▸ **The task**
From the entries below, list each line with "zamrażarką".

▸ **Available records**
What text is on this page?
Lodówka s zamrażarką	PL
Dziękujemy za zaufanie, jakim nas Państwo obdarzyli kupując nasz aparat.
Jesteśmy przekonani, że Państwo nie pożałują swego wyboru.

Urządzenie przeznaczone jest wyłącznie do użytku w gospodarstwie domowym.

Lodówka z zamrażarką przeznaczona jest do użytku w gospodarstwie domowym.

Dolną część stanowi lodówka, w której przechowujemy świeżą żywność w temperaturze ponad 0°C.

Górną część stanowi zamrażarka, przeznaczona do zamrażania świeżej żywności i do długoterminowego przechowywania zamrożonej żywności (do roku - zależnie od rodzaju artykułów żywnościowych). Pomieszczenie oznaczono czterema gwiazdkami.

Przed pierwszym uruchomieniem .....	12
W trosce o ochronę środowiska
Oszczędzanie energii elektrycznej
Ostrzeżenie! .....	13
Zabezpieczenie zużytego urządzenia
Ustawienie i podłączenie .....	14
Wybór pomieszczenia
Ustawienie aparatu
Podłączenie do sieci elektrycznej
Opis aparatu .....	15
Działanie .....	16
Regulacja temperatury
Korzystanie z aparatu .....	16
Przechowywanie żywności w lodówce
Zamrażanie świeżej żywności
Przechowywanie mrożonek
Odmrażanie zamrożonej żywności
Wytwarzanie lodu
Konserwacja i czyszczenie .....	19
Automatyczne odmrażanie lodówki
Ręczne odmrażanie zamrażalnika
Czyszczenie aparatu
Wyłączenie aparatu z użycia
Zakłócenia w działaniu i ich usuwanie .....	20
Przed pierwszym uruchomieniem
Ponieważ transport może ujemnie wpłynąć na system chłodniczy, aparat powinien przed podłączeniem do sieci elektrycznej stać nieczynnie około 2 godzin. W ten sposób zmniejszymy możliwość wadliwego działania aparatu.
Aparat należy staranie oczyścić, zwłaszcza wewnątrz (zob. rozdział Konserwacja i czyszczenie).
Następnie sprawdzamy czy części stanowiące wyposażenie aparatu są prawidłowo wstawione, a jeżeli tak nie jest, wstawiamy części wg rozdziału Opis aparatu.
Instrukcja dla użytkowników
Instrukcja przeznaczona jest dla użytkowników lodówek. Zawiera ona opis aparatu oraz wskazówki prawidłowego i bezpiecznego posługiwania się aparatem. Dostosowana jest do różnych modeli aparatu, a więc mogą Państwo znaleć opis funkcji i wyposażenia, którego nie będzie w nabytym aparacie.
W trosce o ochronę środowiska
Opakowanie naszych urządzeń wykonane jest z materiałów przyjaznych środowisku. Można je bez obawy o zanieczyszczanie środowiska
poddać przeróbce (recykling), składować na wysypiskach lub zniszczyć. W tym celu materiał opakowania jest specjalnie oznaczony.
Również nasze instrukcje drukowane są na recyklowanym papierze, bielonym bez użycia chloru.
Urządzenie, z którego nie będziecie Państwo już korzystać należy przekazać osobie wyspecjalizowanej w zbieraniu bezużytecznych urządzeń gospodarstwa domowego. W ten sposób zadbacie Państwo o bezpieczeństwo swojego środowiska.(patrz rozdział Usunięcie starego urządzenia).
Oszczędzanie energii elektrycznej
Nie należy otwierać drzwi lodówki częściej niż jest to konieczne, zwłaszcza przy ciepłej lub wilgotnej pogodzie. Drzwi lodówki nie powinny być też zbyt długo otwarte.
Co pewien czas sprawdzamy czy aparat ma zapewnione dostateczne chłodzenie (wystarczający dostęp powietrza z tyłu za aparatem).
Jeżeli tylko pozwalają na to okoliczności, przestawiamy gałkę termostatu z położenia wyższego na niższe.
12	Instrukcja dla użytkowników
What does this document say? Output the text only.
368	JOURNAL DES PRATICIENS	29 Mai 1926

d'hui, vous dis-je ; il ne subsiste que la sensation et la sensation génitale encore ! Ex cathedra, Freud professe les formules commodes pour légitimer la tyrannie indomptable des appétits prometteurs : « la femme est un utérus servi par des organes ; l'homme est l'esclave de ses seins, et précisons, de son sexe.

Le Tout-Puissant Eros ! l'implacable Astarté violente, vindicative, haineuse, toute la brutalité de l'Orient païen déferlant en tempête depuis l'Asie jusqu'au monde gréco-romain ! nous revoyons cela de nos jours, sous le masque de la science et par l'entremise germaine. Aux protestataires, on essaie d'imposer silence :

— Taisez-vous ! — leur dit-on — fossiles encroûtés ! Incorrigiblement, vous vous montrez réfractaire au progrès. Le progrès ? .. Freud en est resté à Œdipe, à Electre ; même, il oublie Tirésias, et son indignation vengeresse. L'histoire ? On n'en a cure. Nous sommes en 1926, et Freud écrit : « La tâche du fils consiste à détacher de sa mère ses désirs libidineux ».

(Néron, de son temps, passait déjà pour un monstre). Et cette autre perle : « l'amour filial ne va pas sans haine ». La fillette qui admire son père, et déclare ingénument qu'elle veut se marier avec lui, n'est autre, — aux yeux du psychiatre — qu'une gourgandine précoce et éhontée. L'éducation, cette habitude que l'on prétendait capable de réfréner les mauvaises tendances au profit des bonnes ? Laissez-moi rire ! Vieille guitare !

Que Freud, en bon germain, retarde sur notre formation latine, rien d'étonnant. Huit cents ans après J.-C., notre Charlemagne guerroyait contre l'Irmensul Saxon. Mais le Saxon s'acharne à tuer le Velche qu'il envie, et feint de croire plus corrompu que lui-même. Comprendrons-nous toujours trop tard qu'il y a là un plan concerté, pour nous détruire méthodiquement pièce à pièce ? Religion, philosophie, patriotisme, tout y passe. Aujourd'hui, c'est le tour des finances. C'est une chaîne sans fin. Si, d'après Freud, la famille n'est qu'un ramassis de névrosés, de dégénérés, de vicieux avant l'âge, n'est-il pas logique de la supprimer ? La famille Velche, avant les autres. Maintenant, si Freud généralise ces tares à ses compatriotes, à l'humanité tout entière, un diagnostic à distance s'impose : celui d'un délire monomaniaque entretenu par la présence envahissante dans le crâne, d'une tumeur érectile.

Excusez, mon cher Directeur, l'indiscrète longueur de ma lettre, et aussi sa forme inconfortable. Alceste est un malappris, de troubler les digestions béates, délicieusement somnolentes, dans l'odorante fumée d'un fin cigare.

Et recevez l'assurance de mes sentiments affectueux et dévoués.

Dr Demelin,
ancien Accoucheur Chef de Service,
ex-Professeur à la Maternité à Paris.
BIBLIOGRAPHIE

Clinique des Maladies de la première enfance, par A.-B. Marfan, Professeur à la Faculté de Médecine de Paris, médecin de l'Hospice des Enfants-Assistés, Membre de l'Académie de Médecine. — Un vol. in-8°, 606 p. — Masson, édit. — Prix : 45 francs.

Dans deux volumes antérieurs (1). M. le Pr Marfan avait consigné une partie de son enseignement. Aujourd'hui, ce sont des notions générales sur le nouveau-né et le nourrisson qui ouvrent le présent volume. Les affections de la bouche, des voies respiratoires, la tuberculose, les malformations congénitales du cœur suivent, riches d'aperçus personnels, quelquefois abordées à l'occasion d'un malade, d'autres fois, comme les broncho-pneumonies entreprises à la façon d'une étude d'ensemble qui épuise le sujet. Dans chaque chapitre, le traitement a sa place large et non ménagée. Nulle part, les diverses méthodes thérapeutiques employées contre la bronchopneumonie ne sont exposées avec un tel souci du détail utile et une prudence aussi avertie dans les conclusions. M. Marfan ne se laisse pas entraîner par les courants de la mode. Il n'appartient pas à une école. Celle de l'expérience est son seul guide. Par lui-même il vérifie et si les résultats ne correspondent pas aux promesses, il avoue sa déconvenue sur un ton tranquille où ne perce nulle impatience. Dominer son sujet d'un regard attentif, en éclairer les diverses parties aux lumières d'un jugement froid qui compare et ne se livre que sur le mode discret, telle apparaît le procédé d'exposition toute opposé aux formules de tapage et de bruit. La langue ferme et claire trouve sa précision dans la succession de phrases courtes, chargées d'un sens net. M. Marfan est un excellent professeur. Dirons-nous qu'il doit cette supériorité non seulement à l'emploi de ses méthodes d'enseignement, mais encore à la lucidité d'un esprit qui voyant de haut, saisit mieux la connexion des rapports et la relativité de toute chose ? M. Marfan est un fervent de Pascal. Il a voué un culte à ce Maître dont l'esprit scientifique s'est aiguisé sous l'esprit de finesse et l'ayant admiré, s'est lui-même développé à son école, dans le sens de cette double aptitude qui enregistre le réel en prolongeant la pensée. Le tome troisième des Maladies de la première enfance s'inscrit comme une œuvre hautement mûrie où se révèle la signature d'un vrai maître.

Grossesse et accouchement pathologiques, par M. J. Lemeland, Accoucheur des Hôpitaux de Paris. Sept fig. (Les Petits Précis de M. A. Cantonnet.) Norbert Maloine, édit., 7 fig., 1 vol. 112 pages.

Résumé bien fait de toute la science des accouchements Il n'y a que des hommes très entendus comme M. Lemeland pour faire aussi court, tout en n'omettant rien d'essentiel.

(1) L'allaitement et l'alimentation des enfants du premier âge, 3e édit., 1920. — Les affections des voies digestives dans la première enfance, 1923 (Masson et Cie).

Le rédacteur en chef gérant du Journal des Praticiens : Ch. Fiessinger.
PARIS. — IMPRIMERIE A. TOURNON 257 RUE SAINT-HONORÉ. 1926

▸ **Expected answer**
Lodówka s zamrażarką	PL
Lodówka z zamrażarką przeznaczona jest do użytku w gospodarstwie domowym.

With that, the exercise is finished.